__Task__
Each line below is to be written out in full, exactly as shown.

__Material supplied__
[Start]

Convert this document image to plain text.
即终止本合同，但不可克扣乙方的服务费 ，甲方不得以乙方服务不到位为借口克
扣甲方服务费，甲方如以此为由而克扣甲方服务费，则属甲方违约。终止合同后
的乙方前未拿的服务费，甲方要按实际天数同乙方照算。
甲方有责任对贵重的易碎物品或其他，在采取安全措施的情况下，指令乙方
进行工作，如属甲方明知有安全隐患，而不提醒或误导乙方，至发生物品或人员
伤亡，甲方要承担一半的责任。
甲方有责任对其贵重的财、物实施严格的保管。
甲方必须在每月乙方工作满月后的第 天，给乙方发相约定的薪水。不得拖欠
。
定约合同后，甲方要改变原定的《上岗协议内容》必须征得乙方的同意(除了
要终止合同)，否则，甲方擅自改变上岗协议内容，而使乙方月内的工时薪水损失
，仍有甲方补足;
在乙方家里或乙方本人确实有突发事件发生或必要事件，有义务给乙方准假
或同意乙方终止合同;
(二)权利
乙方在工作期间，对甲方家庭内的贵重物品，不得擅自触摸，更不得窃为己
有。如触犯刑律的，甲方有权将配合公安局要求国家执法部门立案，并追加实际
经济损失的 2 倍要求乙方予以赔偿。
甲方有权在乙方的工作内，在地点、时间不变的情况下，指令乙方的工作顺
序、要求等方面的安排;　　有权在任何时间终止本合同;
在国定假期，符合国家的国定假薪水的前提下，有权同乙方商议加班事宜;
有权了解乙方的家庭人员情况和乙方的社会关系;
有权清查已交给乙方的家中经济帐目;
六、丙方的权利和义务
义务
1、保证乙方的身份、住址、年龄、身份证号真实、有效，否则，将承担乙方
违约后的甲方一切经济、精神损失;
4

[End]

__Written solution__
Convert this document image to plain text.
即终止本合同，但不可克扣乙方的服务费 ，甲方不得以乙方服务不到位为借口克
扣甲方服务费，甲方如以此为由而克扣甲方服务费，则属甲方违约。终止合同后
的乙方前未拿的服务费，甲方要按实际天数同乙方照算。
甲方有责任对贵重的易碎物品或其他，在采取安全措施的情况下，指令乙方
进行工作，如属甲方明知有安全隐患，而不提醒或误导乙方，至发生物品或人员
伤亡，甲方要承担一半的责任。
甲方有责任对其贵重的财、物实施严格的保管。
甲方必须在每月乙方工作满月后的第 天，给乙方发相约定的薪水。不得拖欠
。
定约合同后，甲方要改变原定的《上岗协议内容》必须征得乙方的同意(除了
要终止合同)，否则，甲方擅自改变上岗协议内容，而使乙方月内的工时薪水损失
，仍有甲方补足;
在乙方家里或乙方本人确实有突发事件发生或必要事件，有义务给乙方准假
或同意乙方终止合同;
(二)权利
乙方在工作期间，对甲方家庭内的贵重物品，不得擅自触摸，更不得窃为己
有。如触犯刑律的，甲方有权将配合公安局要求国家执法部门立案，并追加实际
经济损失的 2 倍要求乙方予以赔偿。
甲方有权在乙方的工作内，在地点、时间不变的情况下，指令乙方的工作顺
序、要求等方面的安排;　　有权在任何时间终止本合同;
在国定假期，符合国家的国定假薪水的前提下，有权同乙方商议加班事宜;
有权了解乙方的家庭人员情况和乙方的社会关系;
有权清查已交给乙方的家中经济帐目;
六、丙方的权利和义务
义务
1、保证乙方的身份、住址、年龄、身份证号真实、有效，否则，将承担乙方
违约后的甲方一切经济、精神损失;
4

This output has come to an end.